Write out the material below again, unchanged.

·····

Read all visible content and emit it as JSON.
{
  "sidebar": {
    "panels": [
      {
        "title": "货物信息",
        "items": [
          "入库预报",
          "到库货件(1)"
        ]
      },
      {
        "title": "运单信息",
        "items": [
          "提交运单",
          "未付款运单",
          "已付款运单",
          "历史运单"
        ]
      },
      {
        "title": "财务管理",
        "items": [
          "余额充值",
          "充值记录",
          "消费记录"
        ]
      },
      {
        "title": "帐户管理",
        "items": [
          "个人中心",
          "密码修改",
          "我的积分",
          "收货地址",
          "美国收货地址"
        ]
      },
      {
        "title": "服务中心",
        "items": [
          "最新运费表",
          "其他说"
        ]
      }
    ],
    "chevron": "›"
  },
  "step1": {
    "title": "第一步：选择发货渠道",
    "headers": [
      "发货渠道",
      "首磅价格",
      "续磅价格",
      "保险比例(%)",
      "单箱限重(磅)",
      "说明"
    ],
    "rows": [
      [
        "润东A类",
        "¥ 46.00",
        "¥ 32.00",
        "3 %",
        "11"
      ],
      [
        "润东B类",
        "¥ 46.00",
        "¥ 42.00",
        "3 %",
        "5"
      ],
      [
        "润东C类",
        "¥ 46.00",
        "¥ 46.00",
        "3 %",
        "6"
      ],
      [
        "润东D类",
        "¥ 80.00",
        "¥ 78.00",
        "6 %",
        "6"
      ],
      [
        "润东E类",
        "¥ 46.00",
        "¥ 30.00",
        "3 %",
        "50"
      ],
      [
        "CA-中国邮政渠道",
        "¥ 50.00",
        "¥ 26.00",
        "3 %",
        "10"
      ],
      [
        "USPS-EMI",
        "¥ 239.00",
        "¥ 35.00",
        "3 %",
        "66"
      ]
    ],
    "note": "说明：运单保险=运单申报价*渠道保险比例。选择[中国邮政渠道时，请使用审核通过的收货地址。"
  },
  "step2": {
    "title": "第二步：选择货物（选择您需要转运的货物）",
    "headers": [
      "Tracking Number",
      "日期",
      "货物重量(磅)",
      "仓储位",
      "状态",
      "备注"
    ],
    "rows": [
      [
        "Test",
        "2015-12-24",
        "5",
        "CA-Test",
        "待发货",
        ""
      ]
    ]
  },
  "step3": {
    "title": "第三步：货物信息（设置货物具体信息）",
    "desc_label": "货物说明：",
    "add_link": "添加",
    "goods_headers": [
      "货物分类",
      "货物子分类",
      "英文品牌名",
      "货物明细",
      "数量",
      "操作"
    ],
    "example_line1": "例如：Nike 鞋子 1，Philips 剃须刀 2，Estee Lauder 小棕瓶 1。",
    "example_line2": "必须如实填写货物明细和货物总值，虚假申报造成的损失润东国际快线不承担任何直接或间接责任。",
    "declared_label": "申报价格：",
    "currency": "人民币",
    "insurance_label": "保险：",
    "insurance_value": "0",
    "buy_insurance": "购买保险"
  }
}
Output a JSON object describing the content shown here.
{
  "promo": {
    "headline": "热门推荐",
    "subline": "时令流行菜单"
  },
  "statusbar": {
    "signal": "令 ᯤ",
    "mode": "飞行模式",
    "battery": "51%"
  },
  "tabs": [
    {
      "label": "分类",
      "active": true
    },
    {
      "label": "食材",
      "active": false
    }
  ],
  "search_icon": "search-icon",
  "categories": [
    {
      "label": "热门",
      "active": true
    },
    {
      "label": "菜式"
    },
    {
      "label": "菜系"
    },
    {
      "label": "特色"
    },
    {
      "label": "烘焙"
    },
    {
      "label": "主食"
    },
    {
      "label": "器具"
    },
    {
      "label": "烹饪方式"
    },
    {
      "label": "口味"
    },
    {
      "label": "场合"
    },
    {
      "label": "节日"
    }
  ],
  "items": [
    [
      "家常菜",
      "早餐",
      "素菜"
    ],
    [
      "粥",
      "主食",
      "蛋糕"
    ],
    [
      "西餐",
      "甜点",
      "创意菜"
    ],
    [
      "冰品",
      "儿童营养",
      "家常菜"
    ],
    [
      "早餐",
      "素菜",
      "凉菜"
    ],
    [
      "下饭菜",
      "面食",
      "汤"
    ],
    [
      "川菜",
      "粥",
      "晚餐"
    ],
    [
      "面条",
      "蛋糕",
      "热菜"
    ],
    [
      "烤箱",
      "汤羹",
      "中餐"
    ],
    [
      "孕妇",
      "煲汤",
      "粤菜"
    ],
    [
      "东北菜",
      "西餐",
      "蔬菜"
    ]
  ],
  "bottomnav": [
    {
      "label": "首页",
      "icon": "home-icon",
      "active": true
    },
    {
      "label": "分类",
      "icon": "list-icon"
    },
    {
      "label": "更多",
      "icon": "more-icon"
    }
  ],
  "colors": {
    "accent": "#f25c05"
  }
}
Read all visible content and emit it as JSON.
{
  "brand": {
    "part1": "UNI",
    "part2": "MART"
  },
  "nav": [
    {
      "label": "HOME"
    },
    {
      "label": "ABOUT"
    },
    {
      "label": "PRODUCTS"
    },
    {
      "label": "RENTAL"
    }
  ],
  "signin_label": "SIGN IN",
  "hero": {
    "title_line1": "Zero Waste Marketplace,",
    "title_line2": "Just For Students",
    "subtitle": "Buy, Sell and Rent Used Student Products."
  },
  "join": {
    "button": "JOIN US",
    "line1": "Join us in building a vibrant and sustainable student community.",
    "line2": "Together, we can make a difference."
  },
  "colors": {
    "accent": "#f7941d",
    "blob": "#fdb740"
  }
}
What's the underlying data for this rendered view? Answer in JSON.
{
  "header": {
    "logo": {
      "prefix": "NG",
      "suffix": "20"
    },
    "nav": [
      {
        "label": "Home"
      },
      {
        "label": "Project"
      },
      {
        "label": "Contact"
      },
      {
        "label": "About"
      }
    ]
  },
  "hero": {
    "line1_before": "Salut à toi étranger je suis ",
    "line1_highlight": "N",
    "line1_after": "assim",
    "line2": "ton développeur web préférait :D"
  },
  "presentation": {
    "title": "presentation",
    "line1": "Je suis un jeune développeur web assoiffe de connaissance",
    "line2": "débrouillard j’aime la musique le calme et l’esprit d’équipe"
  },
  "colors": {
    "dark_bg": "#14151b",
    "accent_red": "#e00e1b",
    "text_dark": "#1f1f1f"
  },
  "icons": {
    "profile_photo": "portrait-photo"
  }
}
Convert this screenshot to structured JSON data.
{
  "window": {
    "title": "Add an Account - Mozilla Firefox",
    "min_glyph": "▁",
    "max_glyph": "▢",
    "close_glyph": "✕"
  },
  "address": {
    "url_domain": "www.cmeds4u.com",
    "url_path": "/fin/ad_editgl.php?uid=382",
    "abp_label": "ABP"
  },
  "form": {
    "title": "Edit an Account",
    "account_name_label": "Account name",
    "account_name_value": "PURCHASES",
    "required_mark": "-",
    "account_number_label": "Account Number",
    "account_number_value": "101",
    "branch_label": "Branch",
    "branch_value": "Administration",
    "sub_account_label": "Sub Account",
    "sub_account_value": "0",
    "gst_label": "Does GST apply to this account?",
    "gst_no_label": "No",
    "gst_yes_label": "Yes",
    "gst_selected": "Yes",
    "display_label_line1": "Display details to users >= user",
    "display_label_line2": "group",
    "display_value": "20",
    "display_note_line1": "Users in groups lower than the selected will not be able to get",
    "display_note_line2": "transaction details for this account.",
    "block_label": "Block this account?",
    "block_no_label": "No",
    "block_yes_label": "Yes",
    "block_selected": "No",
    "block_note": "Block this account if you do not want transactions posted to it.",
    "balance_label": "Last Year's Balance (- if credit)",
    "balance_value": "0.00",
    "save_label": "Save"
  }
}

·····

Answer to this task:
Read all visible content and emit it as JSON.
{
  "sidebar": {
    "panels": [
      {
        "title": "货物信息",
        "items": [
          "入库预报",
          "到库货件(1)"
        ]
      },
      {
        "title": "运单信息",
        "items": [
          "提交运单",
          "未付款运单",
          "已付款运单",
          "历史运单"
        ]
      },
      {
        "title": "财务管理",
        "items": [
          "余额充值",
          "充值记录",
          "消费记录"
        ]
      },
      {
        "title": "帐户管理",
        "items": [
          "个人中心",
          "密码修改",
          "我的积分",
          "收货地址",
          "美国收货地址"
        ]
      },
      {
        "title": "服务中心",
        "items": [
          "最新运费表",
          "其他说"
        ]
      }
    ],
    "chevron": "›"
  },
  "step1": {
    "title": "第一步：选择发货渠道",
    "headers": [
      "发货渠道",
      "首磅价格",
      "续磅价格",
      "保险比例(%)",
      "单箱限重(磅)",
      "说明"
    ],
    "rows": [
      [
        "润东A类",
        "¥ 46.00",
        "¥ 32.00",
        "3 %",
        "11"
      ],
      [
        "润东B类",
        "¥ 46.00",
        "¥ 42.00",
        "3 %",
        "5"
      ],
      [
        "润东C类",
        "¥ 46.00",
        "¥ 46.00",
        "3 %",
        "6"
      ],
      [
        "润东D类",
        "¥ 80.00",
        "¥ 78.00",
        "6 %",
        "6"
      ],
      [
        "润东E类",
        "¥ 46.00",
        "¥ 30.00",
        "3 %",
        "50"
      ],
      [
        "CA-中国邮政渠道",
        "¥ 50.00",
        "¥ 26.00",
        "3 %",
        "10"
      ],
      [
        "USPS-EMI",
        "¥ 239.00",
        "¥ 35.00",
        "3 %",
        "66"
      ]
    ],
    "note": "说明：运单保险=运单申报价*渠道保险比例。选择[中国邮政渠道时，请使用审核通过的收货地址。"
  },
  "step2": {
    "title": "第二步：选择货物（选择您需要转运的货物）",
    "headers": [
      "Tracking Number",
      "日期",
      "货物重量(磅)",
      "仓储位",
      "状态",
      "备注"
    ],
    "rows": [
      [
        "Test",
        "2015-12-24",
        "5",
        "CA-Test",
        "待发货",
        ""
      ]
    ]
  },
  "step3": {
    "title": "第三步：货物信息（设置货物具体信息）",
    "desc_label": "货物说明：",
    "add_link": "添加",
    "goods_headers": [
      "货物分类",
      "货物子分类",
      "英文品牌名",
      "货物明细",
      "数量",
      "操作"
    ],
    "example_line1": "例如：Nike 鞋子 1，Philips 剃须刀 2，Estee Lauder 小棕瓶 1。",
    "example_line2": "必须如实填写货物明细和货物总值，虚假申报造成的损失润东国际快线不承担任何直接或间接责任。",
    "declared_label": "申报价格：",
    "currency": "人民币",
    "insurance_label": "保险：",
    "insurance_value": "0",
    "buy_insurance": "购买保险"
  }
}
Output a JSON object describing the content shown here.
{
  "promo": {
    "headline": "热门推荐",
    "subline": "时令流行菜单"
  },
  "statusbar": {
    "signal": "令 ᯤ",
    "mode": "飞行模式",
    "battery": "51%"
  },
  "tabs": [
    {
      "label": "分类",
      "active": true
    },
    {
      "label": "食材",
      "active": false
    }
  ],
  "search_icon": "search-icon",
  "categories": [
    {
      "label": "热门",
      "active": true
    },
    {
      "label": "菜式"
    },
    {
      "label": "菜系"
    },
    {
      "label": "特色"
    },
    {
      "label": "烘焙"
    },
    {
      "label": "主食"
    },
    {
      "label": "器具"
    },
    {
      "label": "烹饪方式"
    },
    {
      "label": "口味"
    },
    {
      "label": "场合"
    },
    {
      "label": "节日"
    }
  ],
  "items": [
    [
      "家常菜",
      "早餐",
      "素菜"
    ],
    [
      "粥",
      "主食",
      "蛋糕"
    ],
    [
      "西餐",
      "甜点",
      "创意菜"
    ],
    [
      "冰品",
      "儿童营养",
      "家常菜"
    ],
    [
      "早餐",
      "素菜",
      "凉菜"
    ],
    [
      "下饭菜",
      "面食",
      "汤"
    ],
    [
      "川菜",
      "粥",
      "晚餐"
    ],
    [
      "面条",
      "蛋糕",
      "热菜"
    ],
    [
      "烤箱",
      "汤羹",
      "中餐"
    ],
    [
      "孕妇",
      "煲汤",
      "粤菜"
    ],
    [
      "东北菜",
      "西餐",
      "蔬菜"
    ]
  ],
  "bottomnav": [
    {
      "label": "首页",
      "icon": "home-icon",
      "active": true
    },
    {
      "label": "分类",
      "icon": "list-icon"
    },
    {
      "label": "更多",
      "icon": "more-icon"
    }
  ],
  "colors": {
    "accent": "#f25c05"
  }
}
Read all visible content and emit it as JSON.
{
  "brand": {
    "part1": "UNI",
    "part2": "MART"
  },
  "nav": [
    {
      "label": "HOME"
    },
    {
      "label": "ABOUT"
    },
    {
      "label": "PRODUCTS"
    },
    {
      "label": "RENTAL"
    }
  ],
  "signin_label": "SIGN IN",
  "hero": {
    "title_line1": "Zero Waste Marketplace,",
    "title_line2": "Just For Students",
    "subtitle": "Buy, Sell and Rent Used Student Products."
  },
  "join": {
    "button": "JOIN US",
    "line1": "Join us in building a vibrant and sustainable student community.",
    "line2": "Together, we can make a difference."
  },
  "colors": {
    "accent": "#f7941d",
    "blob": "#fdb740"
  }
}
What's the underlying data for this rendered view? Answer in JSON.
{
  "header": {
    "logo": {
      "prefix": "NG",
      "suffix": "20"
    },
    "nav": [
      {
        "label": "Home"
      },
      {
        "label": "Project"
      },
      {
        "label": "Contact"
      },
      {
        "label": "About"
      }
    ]
  },
  "hero": {
    "line1_before": "Salut à toi étranger je suis ",
    "line1_highlight": "N",
    "line1_after": "assim",
    "line2": "ton développeur web préférait :D"
  },
  "presentation": {
    "title": "presentation",
    "line1": "Je suis un jeune développeur web assoiffe de connaissance",
    "line2": "débrouillard j’aime la musique le calme et l’esprit d’équipe"
  },
  "colors": {
    "dark_bg": "#14151b",
    "accent_red": "#e00e1b",
    "text_dark": "#1f1f1f"
  },
  "icons": {
    "profile_photo": "portrait-photo"
  }
}
Convert this screenshot to structured JSON data.
{
  "window": {
    "title": "Add an Account - Mozilla Firefox",
    "min_glyph": "▁",
    "max_glyph": "▢",
    "close_glyph": "✕"
  },
  "address": {
    "url_domain": "www.cmeds4u.com",
    "url_path": "/fin/ad_editgl.php?uid=382",
    "abp_label": "ABP"
  },
  "form": {
    "title": "Edit an Account",
    "account_name_label": "Account name",
    "account_name_value": "PURCHASES",
    "required_mark": "-",
    "account_number_label": "Account Number",
    "account_number_value": "101",
    "branch_label": "Branch",
    "branch_value": "Administration",
    "sub_account_label": "Sub Account",
    "sub_account_value": "0",
    "gst_label": "Does GST apply to this account?",
    "gst_no_label": "No",
    "gst_yes_label": "Yes",
    "gst_selected": "Yes",
    "display_label_line1": "Display details to users >= user",
    "display_label_line2": "group",
    "display_value": "20",
    "display_note_line1": "Users in groups lower than the selected will not be able to get",
    "display_note_line2": "transaction details for this account.",
    "block_label": "Block this account?",
    "block_no_label": "No",
    "block_yes_label": "Yes",
    "block_selected": "No",
    "block_note": "Block this account if you do not want transactions posted to it.",
    "balance_label": "Last Year's Balance (- if credit)",
    "balance_value": "0.00",
    "save_label": "Save"
  }
}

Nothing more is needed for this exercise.